*Problem statement*: From the data that follows, copy every line holding the string "down".

** Start of Raw records **

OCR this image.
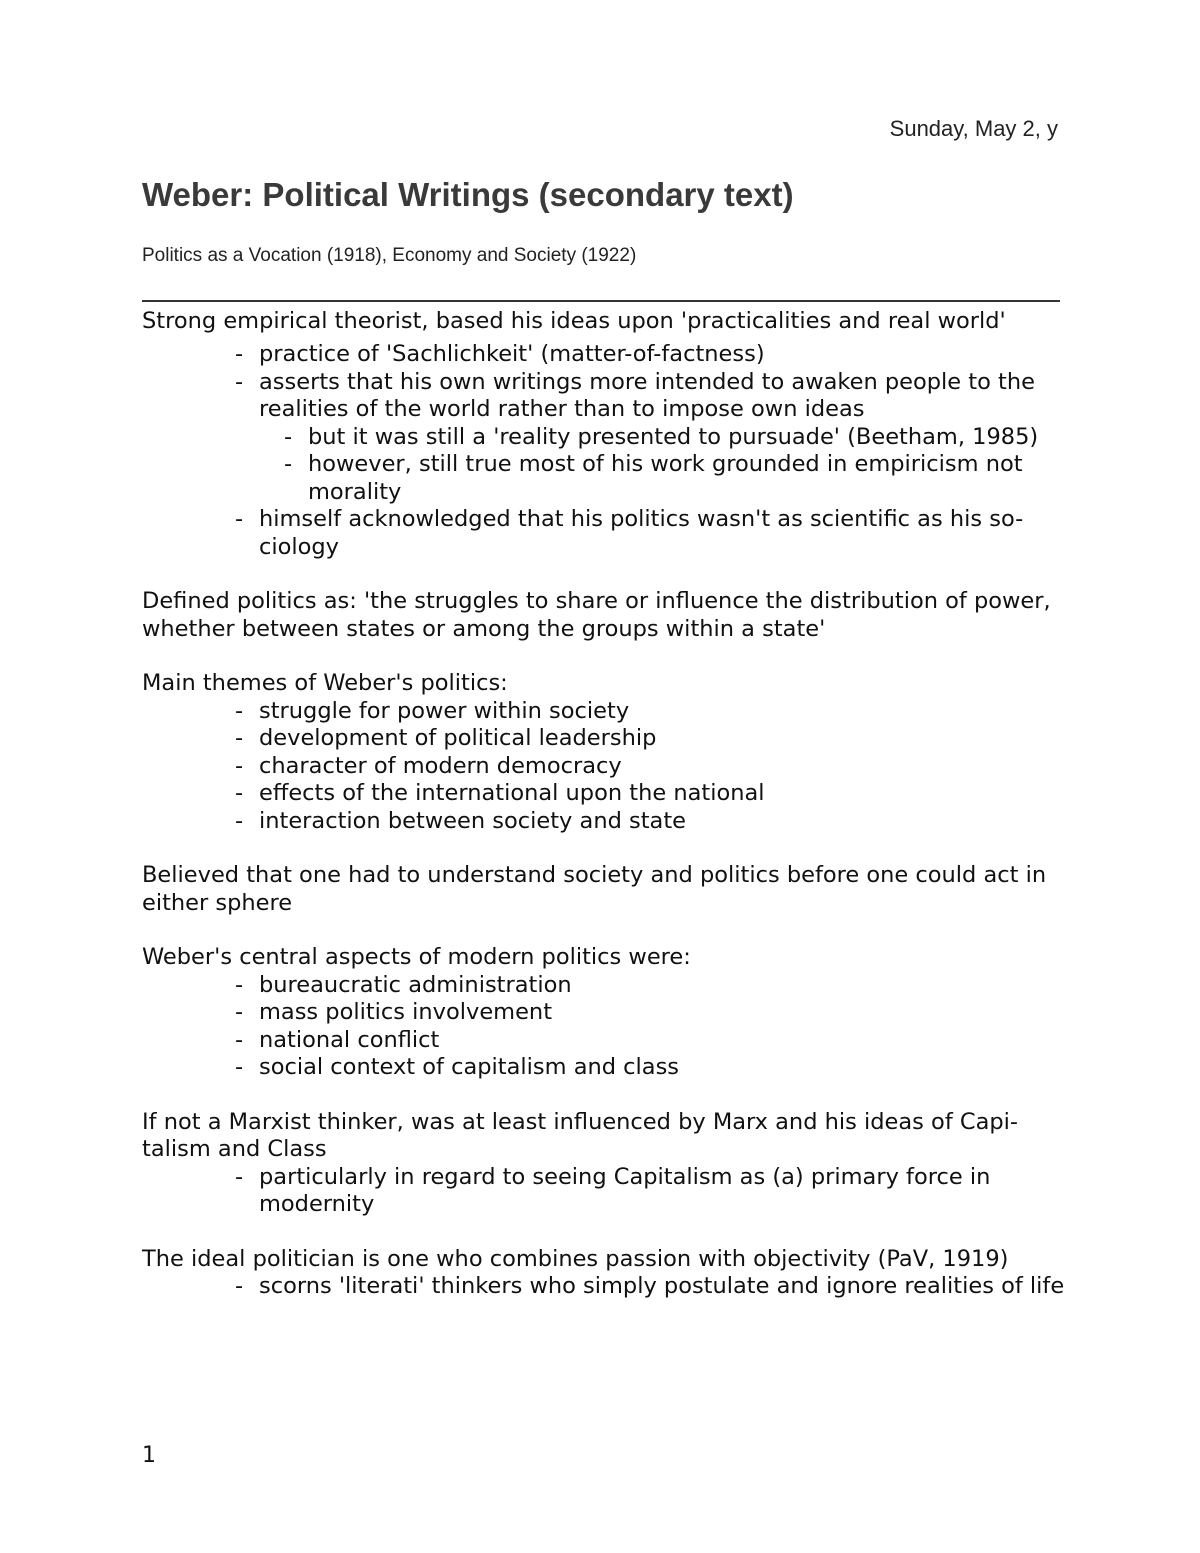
Sunday, May 2, y
Weber: Political Writings (secondary text)
Politics as a Vocation (1918), Economy and Society (1922)

Strong empirical theorist, based his ideas upon 'practicalities and real world'

- practice of 'Sachlichkeit' (matter-of-factness)
- asserts that his own writings more intended to awaken people to the realities of the world rather than to impose own ideas
- but it was still a 'reality presented to pursuade' (Beetham, 1985)
- however, still true most of his work grounded in empiricism not morality
- himself acknowledged that his politics wasn't as scientific as his so-ciology

Defined politics as: 'the struggles to share or influence the distribution of power, whether between states or among the groups within a state'

Main themes of Weber's politics:

- struggle for power within society
- development of political leadership
- character of modern democracy
- effects of the international upon the national
- interaction between society and state

Believed that one had to understand society and politics before one could act in either sphere

Weber's central aspects of modern politics were:

- bureaucratic administration
- mass politics involvement
- national conflict
- social context of capitalism and class

If not a Marxist thinker, was at least influenced by Marx and his ideas of Capi-talism and Class

- particularly in regard to seeing Capitalism as (a) primary force in modernity

The ideal politician is one who combines passion with objectivity (PaV, 1919)

- scorns 'literati' thinkers who simply postulate and ignore realities of life
1
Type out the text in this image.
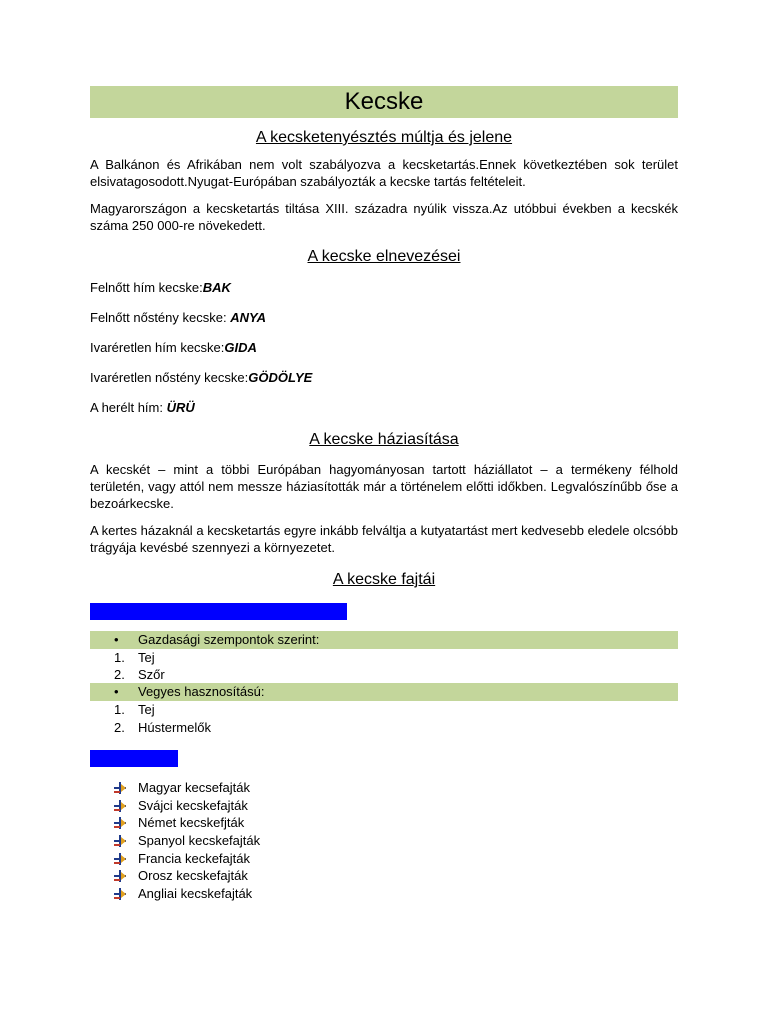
Kecske
A kecsketenyésztés múltja és jelene

A Balkánon és Afrikában nem volt szabályozva a kecsketartás.Ennek következtében sok terület elsivatagosodott.Nyugat-Európában szabályozták a kecske tartás feltételeit.

Magyarországon a kecsketartás tiltása XIII. századra nyúlik vissza.Az utóbbui években a kecskék száma 250 000-re növekedett.

A kecske elnevezései
Felnőtt hím kecske:BAK
Felnőtt nőstény kecske: ANYA
Ivaréretlen hím kecske:GIDA
Ivaréretlen nőstény kecske:GÖDÖLYE
A herélt hím: ÜRÜ
A kecske háziasítása

A kecskét – mint a többi Európában hagyományosan tartott háziállatot – a termékeny félhold területén, vagy attól nem messze háziasították már a történelem előtti időkben. Legvalószínűbb őse a bezoárkecske.

A kertes házaknál a kecsketartás egyre inkább felváltja a kutyatartást mert kedvesebb eledele olcsóbb trágyája kevésbé szennyezi a környezetet.

A kecske fajtái
• Gazdasági szempontok szerint:
1. Tej
2. Szőr
• Vegyes hasznosítású:
1. Tej
2. Hústermelők
Magyar kecsefajták
Svájci kecskefajták
Német kecskefjták
Spanyol kecskefajták
Francia keckefajták
Orosz kecskefajták
Angliai kecskefajták
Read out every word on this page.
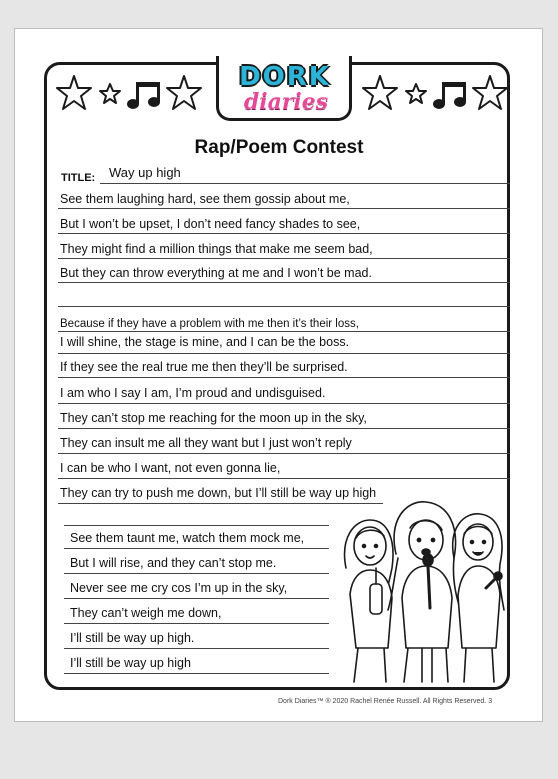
DORK
diaries
Rap/Poem Contest
TITLE: Way up high
See them laughing hard, see them gossip about me,
But I won’t be upset, I don’t need fancy shades to see,
They might find a million things that make me seem bad,
But they can throw everything at me and I won’t be mad.
Because if they have a problem with me then it’s their loss,
I will shine, the stage is mine, and I can be the boss.
If they see the real true me then they’ll be surprised.
I am who I say I am, I’m proud and undisguised.
They can’t stop me reaching for the moon up in the sky,
They can insult me all they want but I just won’t reply
I can be who I want, not even gonna lie,
They can try to push me down, but I’ll still be way up high
See them taunt me, watch them mock me,
But I will rise, and they can’t stop me.
Never see me cry cos I’m up in the sky,
They can’t weigh me down,
I’ll still be way up high.
I’ll still be way up high
Dork Diaries™ ® 2020 Rachel Renée Russell. All Rights Reserved. 3
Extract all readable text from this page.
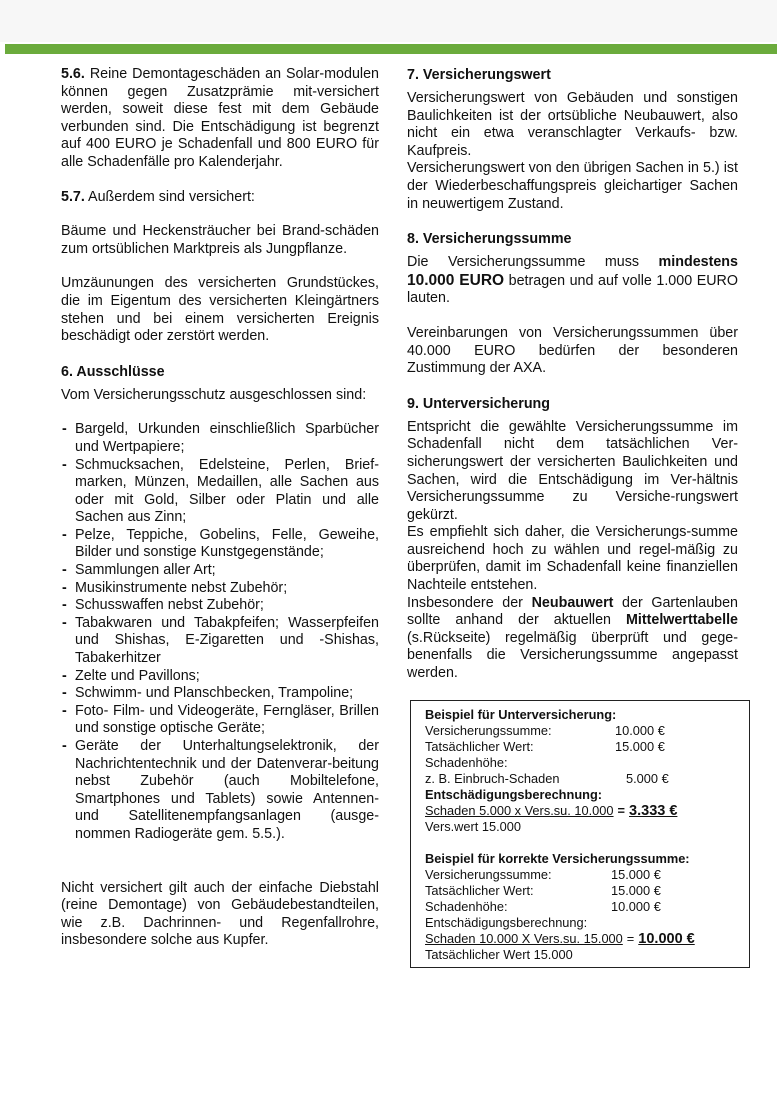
5.6. Reine Demontageschäden an Solar-modulen können gegen Zusatzprämie mit-versichert werden, soweit diese fest mit dem Gebäude verbunden sind. Die Entschädigung ist begrenzt auf 400 EURO je Schadenfall und 800 EURO für alle Schadenfälle pro Kalenderjahr.

5.7. Außerdem sind versichert:

Bäume und Heckensträucher bei Brand-schäden zum ortsüblichen Marktpreis als Jungpflanze.

Umzäunungen des versicherten Grundstückes, die im Eigentum des versicherten Kleingärtners stehen und bei einem versicherten Ereignis beschädigt oder zerstört werden.

6. Ausschlüsse

Vom Versicherungsschutz ausgeschlossen sind:

- Bargeld, Urkunden einschließlich Sparbücher und Wertpapiere;
- Schmucksachen, Edelsteine, Perlen, Brief-marken, Münzen, Medaillen, alle Sachen aus oder mit Gold, Silber oder Platin und alle Sachen aus Zinn;
- Pelze, Teppiche, Gobelins, Felle, Geweihe, Bilder und sonstige Kunstgegenstände;
- Sammlungen aller Art;
- Musikinstrumente nebst Zubehör;
- Schusswaffen nebst Zubehör;
- Tabakwaren und Tabakpfeifen; Wasserpfeifen und Shishas, E-Zigaretten und -Shishas, Tabakerhitzer
- Zelte und Pavillons;
- Schwimm- und Planschbecken, Trampoline;
- Foto- Film- und Videogeräte, Ferngläser, Brillen und sonstige optische Geräte;
- Geräte der Unterhaltungselektronik, der Nachrichtentechnik und der Datenverar-beitung nebst Zubehör (auch Mobiltelefone, Smartphones und Tablets) sowie Antennen- und Satellitenempfangsanlagen (ausge-nommen Radiogeräte gem. 5.5.).

Nicht versichert gilt auch der einfache Diebstahl (reine Demontage) von Gebäudebestandteilen, wie z.B. Dachrinnen- und Regenfallrohre, insbesondere solche aus Kupfer.

7. Versicherungswert

Versicherungswert von Gebäuden und sonstigen Baulichkeiten ist der ortsübliche Neubauwert, also nicht ein etwa veranschlagter Verkaufs- bzw. Kaufpreis.

Versicherungswert von den übrigen Sachen in 5.) ist der Wiederbeschaffungspreis gleichartiger Sachen in neuwertigem Zustand.

8. Versicherungssumme

Die Versicherungssumme muss mindestens 10.000 EURO betragen und auf volle 1.000 EURO lauten.

Vereinbarungen von Versicherungssummen über 40.000 EURO bedürfen der besonderen Zustimmung der AXA.

9. Unterversicherung

Entspricht die gewählte Versicherungssumme im Schadenfall nicht dem tatsächlichen Ver-sicherungswert der versicherten Baulichkeiten und Sachen, wird die Entschädigung im Ver-hältnis Versicherungssumme zu Versiche-rungswert gekürzt.

Es empfiehlt sich daher, die Versicherungs-summe ausreichend hoch zu wählen und regel-mäßig zu überprüfen, damit im Schadenfall keine finanziellen Nachteile entstehen.

Insbesondere der Neubauwert der Gartenlauben sollte anhand der aktuellen Mittelwerttabelle (s.Rückseite) regelmäßig überprüft und gege-benenfalls die Versicherungssumme angepasst werden.

Beispiel für Unterversicherung:
Versicherungssumme:	10.000 €
Tatsächlicher Wert:	15.000 €
Schadenhöhe:
z. B. Einbruch-Schaden	5.000 €
Entschädigungsberechnung:
Schaden 5.000 x Vers.su. 10.000 = 3.333 €
Vers.wert 15.000
Beispiel für korrekte Versicherungssumme:
Versicherungssumme:	15.000 €
Tatsächlicher Wert:	15.000 €
Schadenhöhe:	10.000 €
Entschädigungsberechnung:
Schaden 10.000 X Vers.su. 15.000 = 10.000 €
Tatsächlicher Wert 15.000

** End of Raw records **

*Response to the task*:
They can try to push me down, but I’ll still be way up high
They can’t weigh me down,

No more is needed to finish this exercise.